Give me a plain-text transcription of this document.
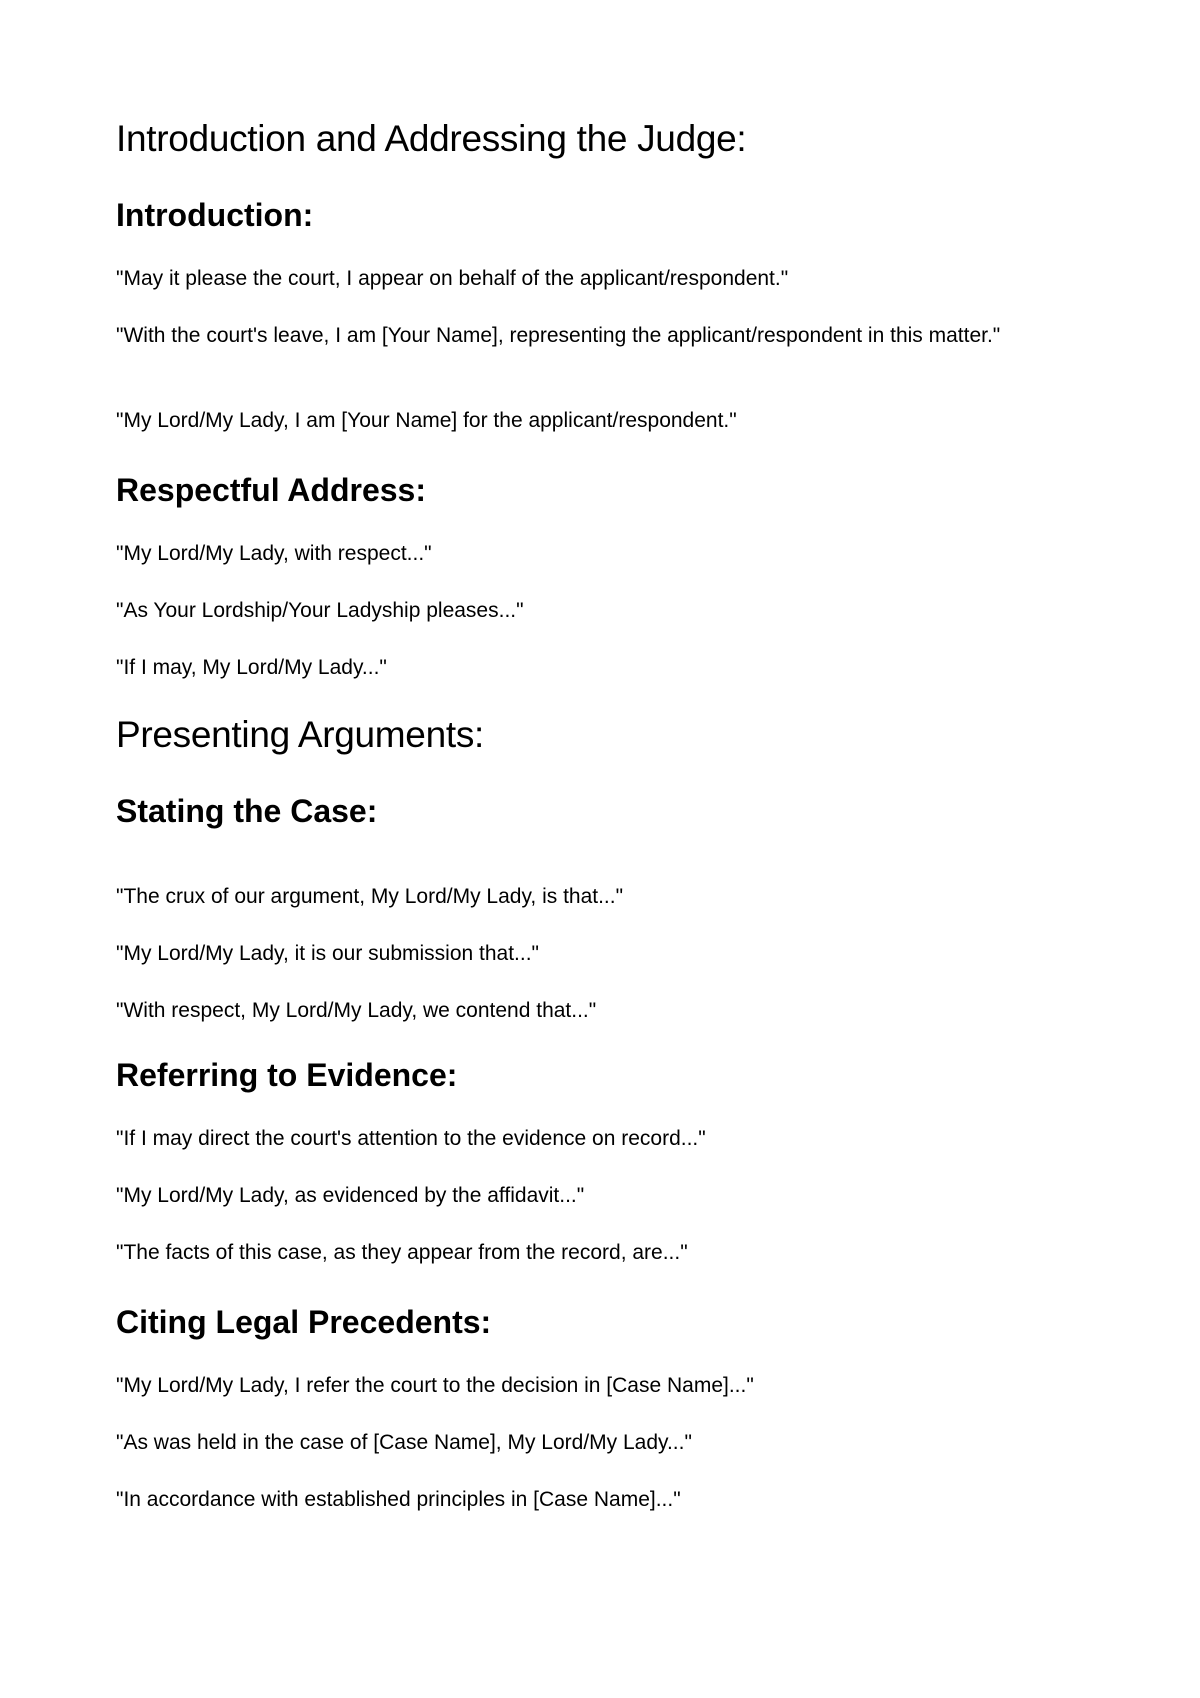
Introduction and Addressing the Judge:
Introduction:

"May it please the court, I appear on behalf of the applicant/respondent."

"With the court's leave, I am [Your Name], representing the applicant/respondent in this matter."

"My Lord/My Lady, I am [Your Name] for the applicant/respondent."

Respectful Address:

"My Lord/My Lady, with respect..."

"As Your Lordship/Your Ladyship pleases..."

"If I may, My Lord/My Lady..."

Presenting Arguments:
Stating the Case:

"The crux of our argument, My Lord/My Lady, is that..."

"My Lord/My Lady, it is our submission that..."

"With respect, My Lord/My Lady, we contend that..."

Referring to Evidence:

"If I may direct the court's attention to the evidence on record..."

"My Lord/My Lady, as evidenced by the affidavit..."

"The facts of this case, as they appear from the record, are..."

Citing Legal Precedents:

"My Lord/My Lady, I refer the court to the decision in [Case Name]..."

"As was held in the case of [Case Name], My Lord/My Lady..."

"In accordance with established principles in [Case Name]..."
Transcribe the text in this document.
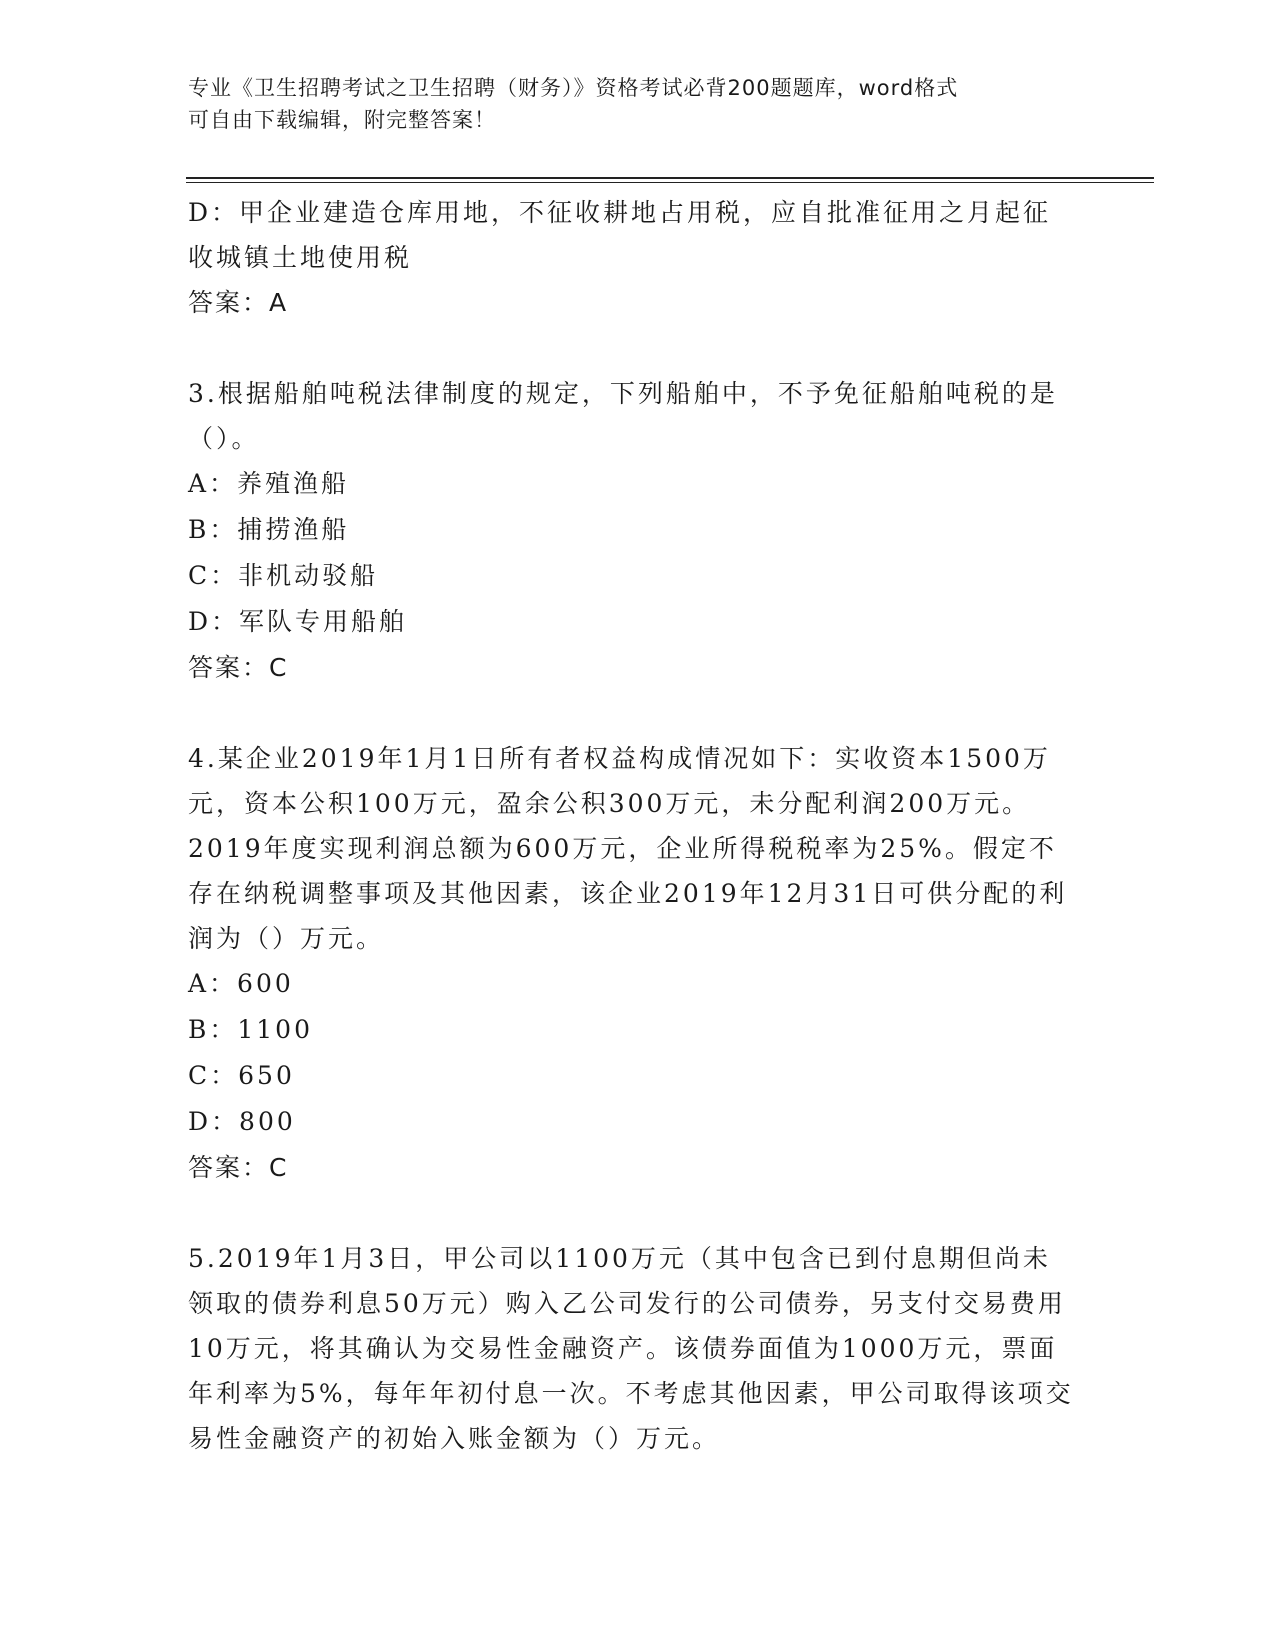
专业《卫生招聘考试之卫生招聘（财务）》资格考试必背200题题库，word格式
可自由下载编辑，附完整答案！
D：甲企业建造仓库用地，不征收耕地占用税，应自批准征用之月起征收城镇土地使用税
答案：A
3.根据船舶吨税法律制度的规定，下列船舶中，不予免征船舶吨税的是（）。
A：养殖渔船
B：捕捞渔船
C：非机动驳船
D：军队专用船舶
答案：C
4.某企业2019年1月1日所有者权益构成情况如下：实收资本1500万元，资本公积100万元，盈余公积300万元，未分配利润200万元。2019年度实现利润总额为600万元，企业所得税税率为25%。假定不存在纳税调整事项及其他因素，该企业2019年12月31日可供分配的利润为（）万元。
A：600
B：1100
C：650
D：800
答案：C
5.2019年1月3日，甲公司以1100万元（其中包含已到付息期但尚未领取的债券利息50万元）购入乙公司发行的公司债券，另支付交易费用10万元，将其确认为交易性金融资产。该债券面值为1000万元，票面年利率为5%，每年年初付息一次。不考虑其他因素，甲公司取得该项交易性金融资产的初始入账金额为（）万元。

══════════════════════════════

TO BE DONE> Search the data above for the string "Name" and return every line that has it.

EXERCISE RESULT>
"With the court's leave, I am [Your Name], representing the applicant/respondent in this matter."
"My Lord/My Lady, I am [Your Name] for the applicant/respondent."
"My Lord/My Lady, I refer the court to the decision in [Case Name]..."
"As was held in the case of [Case Name], My Lord/My Lady..."
"In accordance with established principles in [Case Name]..."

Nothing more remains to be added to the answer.